__Written problem__. Reproduce the records below word for word, starting with the first line and going on through the line that contains "What elements are".

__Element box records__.
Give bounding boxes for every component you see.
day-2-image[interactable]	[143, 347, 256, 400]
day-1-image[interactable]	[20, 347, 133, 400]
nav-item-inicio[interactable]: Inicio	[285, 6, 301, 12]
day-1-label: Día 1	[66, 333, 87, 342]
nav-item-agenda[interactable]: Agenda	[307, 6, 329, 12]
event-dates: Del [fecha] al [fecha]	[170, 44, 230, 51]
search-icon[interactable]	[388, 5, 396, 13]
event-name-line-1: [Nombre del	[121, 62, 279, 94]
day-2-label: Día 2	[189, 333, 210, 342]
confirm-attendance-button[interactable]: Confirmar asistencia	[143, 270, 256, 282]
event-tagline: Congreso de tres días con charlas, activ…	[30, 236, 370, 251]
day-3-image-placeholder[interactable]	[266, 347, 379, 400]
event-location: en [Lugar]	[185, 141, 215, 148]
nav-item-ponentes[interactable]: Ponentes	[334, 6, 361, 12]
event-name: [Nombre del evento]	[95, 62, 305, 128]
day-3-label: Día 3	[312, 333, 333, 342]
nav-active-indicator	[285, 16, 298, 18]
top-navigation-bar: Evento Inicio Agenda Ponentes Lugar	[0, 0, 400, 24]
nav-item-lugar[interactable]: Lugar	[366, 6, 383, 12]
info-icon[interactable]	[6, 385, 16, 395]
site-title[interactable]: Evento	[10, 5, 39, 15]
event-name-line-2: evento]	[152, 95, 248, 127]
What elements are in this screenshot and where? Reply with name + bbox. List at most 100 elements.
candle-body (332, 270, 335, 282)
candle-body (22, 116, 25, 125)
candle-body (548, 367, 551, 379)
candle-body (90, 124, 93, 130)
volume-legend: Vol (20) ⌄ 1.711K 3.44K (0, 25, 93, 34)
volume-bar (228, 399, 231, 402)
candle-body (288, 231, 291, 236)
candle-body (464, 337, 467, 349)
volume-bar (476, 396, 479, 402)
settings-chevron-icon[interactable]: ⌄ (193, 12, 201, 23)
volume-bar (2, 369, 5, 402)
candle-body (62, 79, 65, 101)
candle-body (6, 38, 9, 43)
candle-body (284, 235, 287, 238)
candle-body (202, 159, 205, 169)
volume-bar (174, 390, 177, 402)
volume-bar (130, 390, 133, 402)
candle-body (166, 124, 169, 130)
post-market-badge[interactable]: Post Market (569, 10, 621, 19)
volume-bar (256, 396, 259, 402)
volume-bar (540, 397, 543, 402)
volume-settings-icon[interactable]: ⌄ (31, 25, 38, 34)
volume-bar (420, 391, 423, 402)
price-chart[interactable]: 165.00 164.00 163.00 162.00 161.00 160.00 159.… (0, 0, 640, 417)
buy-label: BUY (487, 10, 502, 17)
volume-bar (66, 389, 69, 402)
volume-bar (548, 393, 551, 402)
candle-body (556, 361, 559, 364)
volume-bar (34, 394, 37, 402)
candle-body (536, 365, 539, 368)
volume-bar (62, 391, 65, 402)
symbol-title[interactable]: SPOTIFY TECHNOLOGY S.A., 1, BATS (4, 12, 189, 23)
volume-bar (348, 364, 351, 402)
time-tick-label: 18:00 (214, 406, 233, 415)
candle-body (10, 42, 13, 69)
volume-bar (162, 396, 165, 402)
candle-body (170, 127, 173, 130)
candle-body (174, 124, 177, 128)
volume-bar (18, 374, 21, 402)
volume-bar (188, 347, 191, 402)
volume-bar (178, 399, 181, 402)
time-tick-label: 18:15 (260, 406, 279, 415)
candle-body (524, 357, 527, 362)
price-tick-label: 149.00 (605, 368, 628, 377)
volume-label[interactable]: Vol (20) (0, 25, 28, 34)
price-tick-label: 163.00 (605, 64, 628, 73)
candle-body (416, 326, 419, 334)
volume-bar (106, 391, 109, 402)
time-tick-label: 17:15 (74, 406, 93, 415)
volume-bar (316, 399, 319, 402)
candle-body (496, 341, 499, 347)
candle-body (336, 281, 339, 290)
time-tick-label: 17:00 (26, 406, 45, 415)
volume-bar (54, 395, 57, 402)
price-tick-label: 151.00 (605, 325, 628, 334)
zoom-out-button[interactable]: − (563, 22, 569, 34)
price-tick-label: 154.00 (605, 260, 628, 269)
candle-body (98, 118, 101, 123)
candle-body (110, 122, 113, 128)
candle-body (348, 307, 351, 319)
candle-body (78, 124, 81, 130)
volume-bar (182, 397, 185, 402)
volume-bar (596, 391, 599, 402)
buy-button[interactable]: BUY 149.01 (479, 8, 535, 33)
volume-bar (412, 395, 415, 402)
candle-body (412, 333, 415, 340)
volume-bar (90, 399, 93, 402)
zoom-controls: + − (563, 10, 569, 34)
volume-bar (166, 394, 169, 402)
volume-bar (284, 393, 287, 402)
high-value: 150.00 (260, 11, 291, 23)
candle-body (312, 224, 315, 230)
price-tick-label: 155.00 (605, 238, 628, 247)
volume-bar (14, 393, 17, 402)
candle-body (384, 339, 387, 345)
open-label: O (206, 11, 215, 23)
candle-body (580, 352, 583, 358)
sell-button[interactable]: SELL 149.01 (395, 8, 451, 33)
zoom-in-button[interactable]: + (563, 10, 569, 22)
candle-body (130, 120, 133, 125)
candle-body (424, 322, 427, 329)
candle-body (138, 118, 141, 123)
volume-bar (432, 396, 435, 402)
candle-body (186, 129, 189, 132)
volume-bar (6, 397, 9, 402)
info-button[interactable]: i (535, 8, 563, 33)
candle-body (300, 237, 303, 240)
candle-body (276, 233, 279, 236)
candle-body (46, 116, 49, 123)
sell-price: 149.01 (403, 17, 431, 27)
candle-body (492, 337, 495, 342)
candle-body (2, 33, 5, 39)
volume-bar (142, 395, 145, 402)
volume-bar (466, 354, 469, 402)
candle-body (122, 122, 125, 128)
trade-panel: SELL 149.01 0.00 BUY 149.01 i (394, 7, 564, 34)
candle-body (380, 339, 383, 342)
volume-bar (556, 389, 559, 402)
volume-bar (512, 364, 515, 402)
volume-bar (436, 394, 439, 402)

__Answer in full__.
Give bounding boxes for every component you see.
day-2-image[interactable]	[143, 347, 256, 400]
day-1-image[interactable]	[20, 347, 133, 400]
nav-item-inicio[interactable]: Inicio	[285, 6, 301, 12]
day-1-label: Día 1	[66, 333, 87, 342]
nav-item-agenda[interactable]: Agenda	[307, 6, 329, 12]
event-dates: Del [fecha] al [fecha]	[170, 44, 230, 51]
search-icon[interactable]	[388, 5, 396, 13]
event-name-line-1: [Nombre del	[121, 62, 279, 94]
day-2-label: Día 2	[189, 333, 210, 342]
confirm-attendance-button[interactable]: Confirmar asistencia	[143, 270, 256, 282]
event-tagline: Congreso de tres días con charlas, activ…	[30, 236, 370, 251]
day-3-image-placeholder[interactable]	[266, 347, 379, 400]
event-location: en [Lugar]	[185, 141, 215, 148]
nav-item-ponentes[interactable]: Ponentes	[334, 6, 361, 12]
event-name: [Nombre del evento]	[95, 62, 305, 128]
day-3-label: Día 3	[312, 333, 333, 342]
nav-active-indicator	[285, 16, 298, 18]
top-navigation-bar: Evento Inicio Agenda Ponentes Lugar	[0, 0, 400, 24]
nav-item-lugar[interactable]: Lugar	[366, 6, 383, 12]
info-icon[interactable]	[6, 385, 16, 395]
site-title[interactable]: Evento	[10, 5, 39, 15]
event-name-line-2: evento]	[152, 95, 248, 127]
What elements are in this screenshot and where? Reply with name + bbox. List at most 100 elements.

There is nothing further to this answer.